[Stated goal]: Would it be possible to write out each entry below exactly, without the pictures?

________

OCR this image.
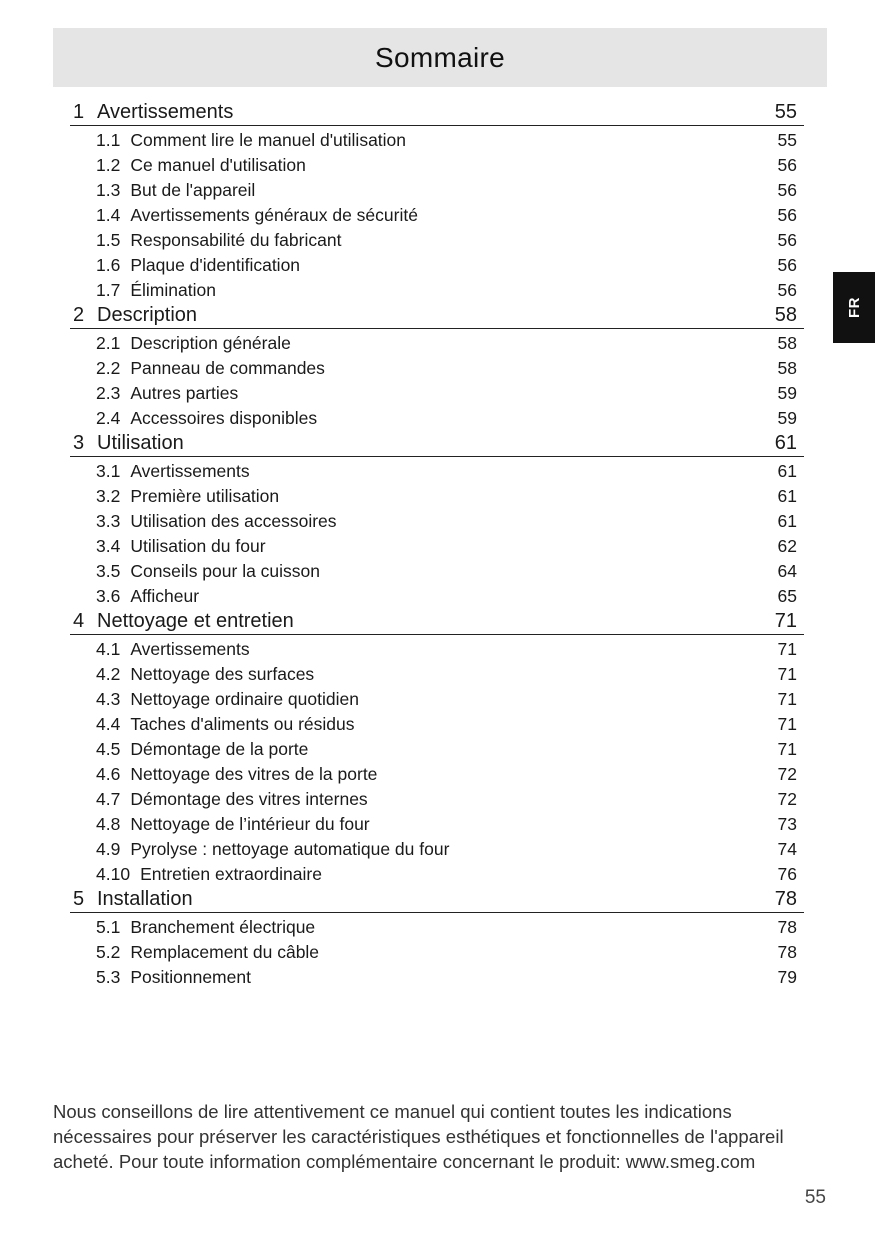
Sommaire
FR
1 Avertissements	55
1.1 Comment lire le manuel d'utilisation	55
1.2 Ce manuel d'utilisation	56
1.3 But de l'appareil	56
1.4 Avertissements généraux de sécurité	56
1.5 Responsabilité du fabricant	56
1.6 Plaque d'identification	56
1.7 Élimination	56
2 Description	58
2.1 Description générale	58
2.2 Panneau de commandes	58
2.3 Autres parties	59
2.4 Accessoires disponibles	59
3 Utilisation	61
3.1 Avertissements	61
3.2 Première utilisation	61
3.3 Utilisation des accessoires	61
3.4 Utilisation du four	62
3.5 Conseils pour la cuisson	64
3.6 Afficheur	65
4 Nettoyage et entretien	71
4.1 Avertissements	71
4.2 Nettoyage des surfaces	71
4.3 Nettoyage ordinaire quotidien	71
4.4 Taches d'aliments ou résidus	71
4.5 Démontage de la porte	71
4.6 Nettoyage des vitres de la porte	72
4.7 Démontage des vitres internes	72
4.8 Nettoyage de l’intérieur du four	73
4.9 Pyrolyse : nettoyage automatique du four	74
4.10 Entretien extraordinaire	76
5 Installation	78
5.1 Branchement électrique	78
5.2 Remplacement du câble	78
5.3 Positionnement	79

Nous conseillons de lire attentivement ce manuel qui contient toutes les indications nécessaires pour préserver les caractéristiques esthétiques et fonctionnelles de l'appareil acheté. Pour toute information complémentaire concernant le produit: www.smeg.com

55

________

[Task result]:
OCR this image.
Sommaire
FR
1 Avertissements	55
1.1 Comment lire le manuel d'utilisation	55
1.2 Ce manuel d'utilisation	56
1.3 But de l'appareil	56
1.4 Avertissements généraux de sécurité	56
1.5 Responsabilité du fabricant	56
1.6 Plaque d'identification	56
1.7 Élimination	56
2 Description	58
2.1 Description générale	58
2.2 Panneau de commandes	58
2.3 Autres parties	59
2.4 Accessoires disponibles	59
3 Utilisation	61
3.1 Avertissements	61
3.2 Première utilisation	61
3.3 Utilisation des accessoires	61
3.4 Utilisation du four	62
3.5 Conseils pour la cuisson	64
3.6 Afficheur	65
4 Nettoyage et entretien	71
4.1 Avertissements	71
4.2 Nettoyage des surfaces	71
4.3 Nettoyage ordinaire quotidien	71
4.4 Taches d'aliments ou résidus	71
4.5 Démontage de la porte	71
4.6 Nettoyage des vitres de la porte	72
4.7 Démontage des vitres internes	72
4.8 Nettoyage de l’intérieur du four	73
4.9 Pyrolyse : nettoyage automatique du four	74
4.10 Entretien extraordinaire	76
5 Installation	78
5.1 Branchement électrique	78
5.2 Remplacement du câble	78
5.3 Positionnement	79

Nous conseillons de lire attentivement ce manuel qui contient toutes les indications nécessaires pour préserver les caractéristiques esthétiques et fonctionnelles de l'appareil acheté. Pour toute information complémentaire concernant le produit: www.smeg.com

55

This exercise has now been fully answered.